» **Written instruction**
Repeat the listing that follows, character for character, minus the pictures.

** Start of Exercise materials **

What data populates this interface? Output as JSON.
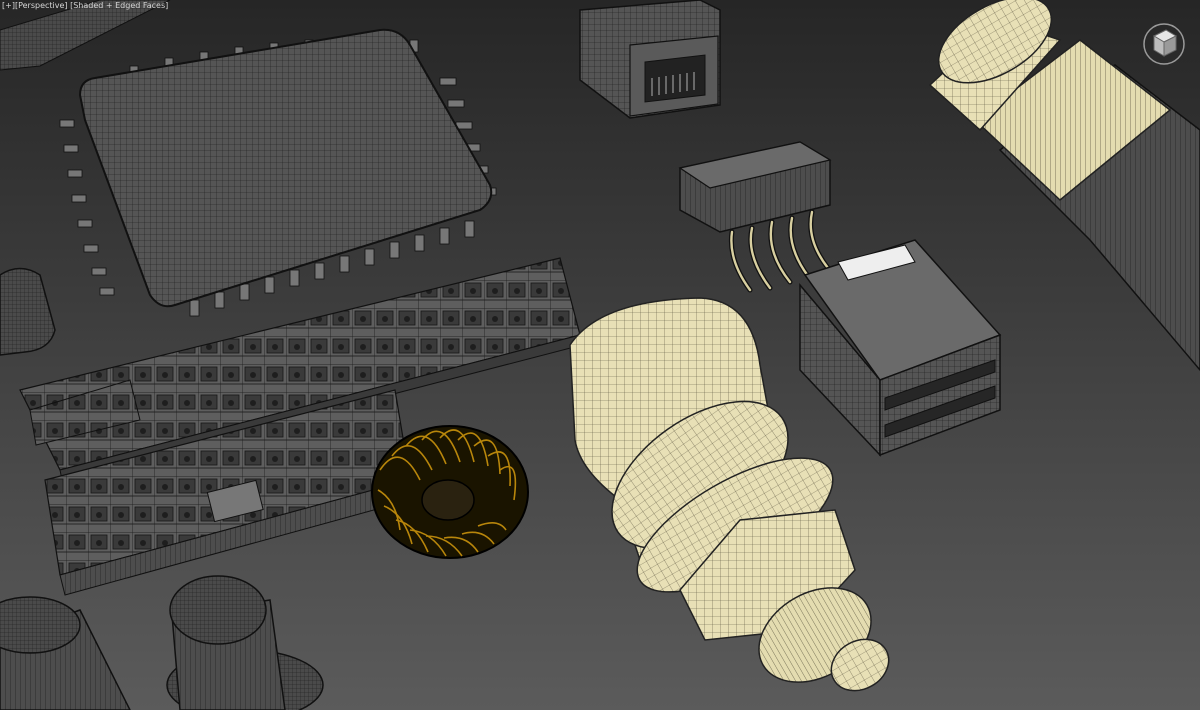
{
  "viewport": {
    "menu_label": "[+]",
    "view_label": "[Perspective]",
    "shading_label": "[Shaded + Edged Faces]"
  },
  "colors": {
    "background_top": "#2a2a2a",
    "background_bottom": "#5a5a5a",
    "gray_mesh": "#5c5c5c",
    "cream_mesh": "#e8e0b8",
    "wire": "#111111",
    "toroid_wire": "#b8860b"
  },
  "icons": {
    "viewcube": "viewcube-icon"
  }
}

** End of Exercise materials **

» **Reply to the exercise**
What data populates this interface? Output as JSON.
{
  "viewport": {
    "menu_label": "[+]",
    "view_label": "[Perspective]",
    "shading_label": "[Shaded + Edged Faces]"
  },
  "colors": {
    "background_top": "#2a2a2a",
    "background_bottom": "#5a5a5a",
    "gray_mesh": "#5c5c5c",
    "cream_mesh": "#e8e0b8",
    "wire": "#111111",
    "toroid_wire": "#b8860b"
  },
  "icons": {
    "viewcube": "viewcube-icon"
  }
}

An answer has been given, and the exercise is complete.